Search the data for the word "className" and copy every line where it occurs.

Start TASK INPUTS

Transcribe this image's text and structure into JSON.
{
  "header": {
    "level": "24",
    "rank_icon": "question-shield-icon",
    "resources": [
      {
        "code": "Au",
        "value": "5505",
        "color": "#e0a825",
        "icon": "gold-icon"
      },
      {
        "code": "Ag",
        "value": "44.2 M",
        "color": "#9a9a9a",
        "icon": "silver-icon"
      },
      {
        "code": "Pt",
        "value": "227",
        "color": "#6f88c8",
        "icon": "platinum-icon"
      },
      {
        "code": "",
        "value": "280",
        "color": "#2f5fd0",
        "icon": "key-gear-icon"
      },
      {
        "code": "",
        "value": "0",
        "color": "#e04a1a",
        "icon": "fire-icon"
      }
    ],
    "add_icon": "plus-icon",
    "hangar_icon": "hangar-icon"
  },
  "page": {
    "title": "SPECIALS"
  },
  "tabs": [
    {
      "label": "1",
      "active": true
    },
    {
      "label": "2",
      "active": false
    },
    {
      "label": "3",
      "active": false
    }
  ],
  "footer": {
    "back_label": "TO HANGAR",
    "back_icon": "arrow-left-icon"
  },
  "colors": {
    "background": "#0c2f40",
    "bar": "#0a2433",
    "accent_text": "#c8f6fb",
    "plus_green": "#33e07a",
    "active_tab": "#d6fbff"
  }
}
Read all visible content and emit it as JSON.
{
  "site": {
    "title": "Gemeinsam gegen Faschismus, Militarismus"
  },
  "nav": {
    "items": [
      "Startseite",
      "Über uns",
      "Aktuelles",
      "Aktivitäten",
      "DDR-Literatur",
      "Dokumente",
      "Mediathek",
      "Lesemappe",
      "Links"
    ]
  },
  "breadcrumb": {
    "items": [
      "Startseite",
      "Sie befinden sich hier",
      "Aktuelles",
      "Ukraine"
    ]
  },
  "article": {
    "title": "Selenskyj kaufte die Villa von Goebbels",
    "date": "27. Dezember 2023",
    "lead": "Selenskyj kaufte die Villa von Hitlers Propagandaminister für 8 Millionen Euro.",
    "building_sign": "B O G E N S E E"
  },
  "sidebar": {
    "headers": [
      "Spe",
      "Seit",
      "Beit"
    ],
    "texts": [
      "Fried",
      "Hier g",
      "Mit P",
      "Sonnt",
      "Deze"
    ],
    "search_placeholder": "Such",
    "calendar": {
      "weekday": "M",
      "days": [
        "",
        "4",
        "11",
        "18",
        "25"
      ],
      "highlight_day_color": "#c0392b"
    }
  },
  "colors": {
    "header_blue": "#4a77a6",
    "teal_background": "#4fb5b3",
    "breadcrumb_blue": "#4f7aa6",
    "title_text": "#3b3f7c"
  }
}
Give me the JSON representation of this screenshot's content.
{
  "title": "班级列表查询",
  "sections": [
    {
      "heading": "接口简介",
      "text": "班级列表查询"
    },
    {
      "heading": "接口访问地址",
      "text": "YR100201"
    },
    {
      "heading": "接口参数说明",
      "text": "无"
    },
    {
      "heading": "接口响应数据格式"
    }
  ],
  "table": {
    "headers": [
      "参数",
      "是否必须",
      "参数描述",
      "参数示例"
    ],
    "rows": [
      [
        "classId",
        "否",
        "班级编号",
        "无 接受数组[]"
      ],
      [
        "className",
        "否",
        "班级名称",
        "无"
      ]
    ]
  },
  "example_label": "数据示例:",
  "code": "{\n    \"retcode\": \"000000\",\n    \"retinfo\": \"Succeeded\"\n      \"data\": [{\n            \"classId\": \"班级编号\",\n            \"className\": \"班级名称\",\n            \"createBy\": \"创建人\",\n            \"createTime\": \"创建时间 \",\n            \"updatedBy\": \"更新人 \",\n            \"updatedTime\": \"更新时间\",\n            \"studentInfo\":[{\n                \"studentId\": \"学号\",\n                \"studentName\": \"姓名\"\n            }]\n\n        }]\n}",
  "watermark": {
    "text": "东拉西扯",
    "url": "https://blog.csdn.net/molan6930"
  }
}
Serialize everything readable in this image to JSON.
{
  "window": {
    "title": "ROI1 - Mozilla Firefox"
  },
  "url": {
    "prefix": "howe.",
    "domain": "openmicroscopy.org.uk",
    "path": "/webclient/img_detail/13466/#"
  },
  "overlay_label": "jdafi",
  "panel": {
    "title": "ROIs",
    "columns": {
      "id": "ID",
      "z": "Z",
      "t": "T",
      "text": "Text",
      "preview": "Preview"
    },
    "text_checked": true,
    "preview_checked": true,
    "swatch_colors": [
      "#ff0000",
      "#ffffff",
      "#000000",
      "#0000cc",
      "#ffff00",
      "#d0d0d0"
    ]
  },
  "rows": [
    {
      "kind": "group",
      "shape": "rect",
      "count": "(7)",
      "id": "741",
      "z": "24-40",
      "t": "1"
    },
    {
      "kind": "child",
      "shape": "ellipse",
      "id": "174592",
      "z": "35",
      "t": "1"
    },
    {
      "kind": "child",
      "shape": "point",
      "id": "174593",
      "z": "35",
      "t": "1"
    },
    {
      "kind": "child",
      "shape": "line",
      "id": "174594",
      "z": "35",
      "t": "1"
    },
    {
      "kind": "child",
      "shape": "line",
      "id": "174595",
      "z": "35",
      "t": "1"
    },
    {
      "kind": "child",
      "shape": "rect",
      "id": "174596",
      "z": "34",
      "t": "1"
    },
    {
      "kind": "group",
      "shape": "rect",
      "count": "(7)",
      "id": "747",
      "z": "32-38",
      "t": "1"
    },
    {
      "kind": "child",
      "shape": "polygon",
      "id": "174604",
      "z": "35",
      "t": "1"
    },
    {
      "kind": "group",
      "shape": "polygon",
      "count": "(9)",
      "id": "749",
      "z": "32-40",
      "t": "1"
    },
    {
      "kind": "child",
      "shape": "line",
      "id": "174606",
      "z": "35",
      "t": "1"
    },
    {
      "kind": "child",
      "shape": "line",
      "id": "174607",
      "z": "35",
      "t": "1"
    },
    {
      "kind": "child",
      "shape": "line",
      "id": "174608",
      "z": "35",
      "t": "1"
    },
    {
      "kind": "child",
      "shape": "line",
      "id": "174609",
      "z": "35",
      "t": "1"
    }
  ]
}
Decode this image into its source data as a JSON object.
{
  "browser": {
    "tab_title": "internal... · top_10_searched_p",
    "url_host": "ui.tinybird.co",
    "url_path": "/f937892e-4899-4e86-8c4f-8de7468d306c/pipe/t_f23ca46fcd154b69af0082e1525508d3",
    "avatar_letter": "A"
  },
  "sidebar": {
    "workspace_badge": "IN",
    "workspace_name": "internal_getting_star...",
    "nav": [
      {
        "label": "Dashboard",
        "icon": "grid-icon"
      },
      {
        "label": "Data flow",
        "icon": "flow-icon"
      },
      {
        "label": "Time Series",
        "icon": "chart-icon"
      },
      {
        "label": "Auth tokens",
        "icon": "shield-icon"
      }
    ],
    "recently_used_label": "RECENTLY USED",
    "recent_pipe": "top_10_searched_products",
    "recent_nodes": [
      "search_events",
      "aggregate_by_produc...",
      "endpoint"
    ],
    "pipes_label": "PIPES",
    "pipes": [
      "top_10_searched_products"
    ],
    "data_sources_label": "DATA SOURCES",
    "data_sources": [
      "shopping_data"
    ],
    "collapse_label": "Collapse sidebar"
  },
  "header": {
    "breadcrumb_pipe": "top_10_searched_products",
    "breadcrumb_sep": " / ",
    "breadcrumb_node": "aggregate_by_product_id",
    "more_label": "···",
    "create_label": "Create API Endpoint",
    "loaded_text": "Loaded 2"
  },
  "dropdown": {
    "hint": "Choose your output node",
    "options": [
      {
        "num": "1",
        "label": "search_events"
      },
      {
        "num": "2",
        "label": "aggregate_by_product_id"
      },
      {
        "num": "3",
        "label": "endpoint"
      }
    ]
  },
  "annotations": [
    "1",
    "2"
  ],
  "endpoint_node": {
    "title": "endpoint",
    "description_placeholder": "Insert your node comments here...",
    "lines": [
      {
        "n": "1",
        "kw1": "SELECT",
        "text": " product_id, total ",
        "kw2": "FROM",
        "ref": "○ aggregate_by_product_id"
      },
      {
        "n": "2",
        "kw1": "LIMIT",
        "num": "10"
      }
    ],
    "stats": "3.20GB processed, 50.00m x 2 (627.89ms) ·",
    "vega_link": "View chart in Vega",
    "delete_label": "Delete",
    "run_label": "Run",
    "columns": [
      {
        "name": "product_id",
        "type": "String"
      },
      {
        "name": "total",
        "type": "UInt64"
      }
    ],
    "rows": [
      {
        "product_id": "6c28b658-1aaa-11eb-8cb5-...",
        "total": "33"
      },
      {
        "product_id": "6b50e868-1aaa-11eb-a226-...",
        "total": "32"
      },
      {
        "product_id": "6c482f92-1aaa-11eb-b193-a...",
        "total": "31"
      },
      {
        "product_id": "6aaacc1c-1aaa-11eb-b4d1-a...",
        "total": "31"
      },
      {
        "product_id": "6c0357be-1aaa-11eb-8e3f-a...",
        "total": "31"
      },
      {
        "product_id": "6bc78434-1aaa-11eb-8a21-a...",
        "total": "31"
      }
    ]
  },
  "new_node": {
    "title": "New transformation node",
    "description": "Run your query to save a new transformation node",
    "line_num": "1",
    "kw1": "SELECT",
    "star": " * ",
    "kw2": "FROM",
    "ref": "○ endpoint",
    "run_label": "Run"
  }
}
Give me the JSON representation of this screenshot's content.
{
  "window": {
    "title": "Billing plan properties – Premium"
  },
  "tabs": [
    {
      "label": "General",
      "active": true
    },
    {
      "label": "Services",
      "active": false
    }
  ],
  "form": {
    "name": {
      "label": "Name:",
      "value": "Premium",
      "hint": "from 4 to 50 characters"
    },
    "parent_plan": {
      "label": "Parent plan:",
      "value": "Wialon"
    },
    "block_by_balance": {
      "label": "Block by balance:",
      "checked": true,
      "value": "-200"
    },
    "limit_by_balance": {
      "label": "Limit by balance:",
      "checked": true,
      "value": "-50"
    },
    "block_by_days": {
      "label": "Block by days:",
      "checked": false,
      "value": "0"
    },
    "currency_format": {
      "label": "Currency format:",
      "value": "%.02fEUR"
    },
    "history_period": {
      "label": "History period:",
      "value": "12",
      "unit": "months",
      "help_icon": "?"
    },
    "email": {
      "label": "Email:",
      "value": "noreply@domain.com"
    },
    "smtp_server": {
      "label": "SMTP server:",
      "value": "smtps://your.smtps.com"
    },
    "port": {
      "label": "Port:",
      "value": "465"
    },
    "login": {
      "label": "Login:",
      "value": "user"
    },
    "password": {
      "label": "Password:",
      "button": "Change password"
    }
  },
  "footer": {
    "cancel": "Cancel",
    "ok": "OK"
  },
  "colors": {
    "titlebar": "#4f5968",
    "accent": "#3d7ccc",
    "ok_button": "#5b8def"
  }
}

End TASK INPUTS

● FULL OUTPUT:
        "className",
  "code": "{\n    \"retcode\": \"000000\",\n    \"retinfo\": \"Succeeded\"\n      \"data\": [{\n            \"classId\": \"班级编号\",\n            \"className\": \"班级名称\",\n            \"createBy\": \"创建人\",\n            \"createTime\": \"创建时间 \",\n            \"updatedBy\": \"更新人 \",\n            \"updatedTime\": \"更新时间\",\n            \"studentInfo\":[{\n                \"studentId\": \"学号\",\n                \"studentName\": \"姓名\"\n            }]\n\n        }]\n}",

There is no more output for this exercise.